TASK STATEMENT:
Report all lines holding "title".

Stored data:
____
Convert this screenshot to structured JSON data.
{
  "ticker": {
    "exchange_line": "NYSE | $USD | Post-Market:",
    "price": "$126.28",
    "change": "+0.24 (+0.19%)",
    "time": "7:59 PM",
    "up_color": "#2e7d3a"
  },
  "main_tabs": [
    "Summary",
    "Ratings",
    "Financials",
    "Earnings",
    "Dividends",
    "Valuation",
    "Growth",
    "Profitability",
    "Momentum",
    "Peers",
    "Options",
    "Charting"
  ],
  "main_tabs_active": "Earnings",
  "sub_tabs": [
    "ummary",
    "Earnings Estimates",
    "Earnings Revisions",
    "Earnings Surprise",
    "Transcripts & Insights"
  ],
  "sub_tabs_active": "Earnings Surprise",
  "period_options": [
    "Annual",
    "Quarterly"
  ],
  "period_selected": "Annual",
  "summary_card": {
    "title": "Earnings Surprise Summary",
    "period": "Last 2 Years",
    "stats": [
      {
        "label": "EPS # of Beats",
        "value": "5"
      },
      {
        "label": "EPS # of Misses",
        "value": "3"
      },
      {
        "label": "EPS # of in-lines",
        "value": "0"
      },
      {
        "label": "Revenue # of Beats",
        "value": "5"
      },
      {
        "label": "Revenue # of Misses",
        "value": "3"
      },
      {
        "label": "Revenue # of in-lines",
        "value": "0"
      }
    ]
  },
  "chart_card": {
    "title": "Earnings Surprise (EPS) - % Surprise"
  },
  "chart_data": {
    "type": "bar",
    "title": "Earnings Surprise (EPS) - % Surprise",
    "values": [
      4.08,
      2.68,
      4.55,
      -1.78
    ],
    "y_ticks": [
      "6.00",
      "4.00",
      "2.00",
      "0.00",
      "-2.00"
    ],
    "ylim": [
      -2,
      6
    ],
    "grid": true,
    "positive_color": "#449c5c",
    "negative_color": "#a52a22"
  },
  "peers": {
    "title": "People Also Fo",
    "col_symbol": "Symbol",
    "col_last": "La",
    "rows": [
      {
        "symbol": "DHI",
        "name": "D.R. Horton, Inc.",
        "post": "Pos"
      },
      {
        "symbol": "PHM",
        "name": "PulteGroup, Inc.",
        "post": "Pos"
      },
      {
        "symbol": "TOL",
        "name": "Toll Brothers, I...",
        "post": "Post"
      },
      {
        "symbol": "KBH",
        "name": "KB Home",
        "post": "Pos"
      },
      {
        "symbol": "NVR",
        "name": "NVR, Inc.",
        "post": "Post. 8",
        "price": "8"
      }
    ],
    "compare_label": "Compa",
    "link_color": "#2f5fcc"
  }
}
____
OUTPUT:
    "title": "Earnings Surprise Summary",
    "title": "Earnings Surprise (EPS) - % Surprise"
    "title": "Earnings Surprise (EPS) - % Surprise",
    "title": "People Also Fo",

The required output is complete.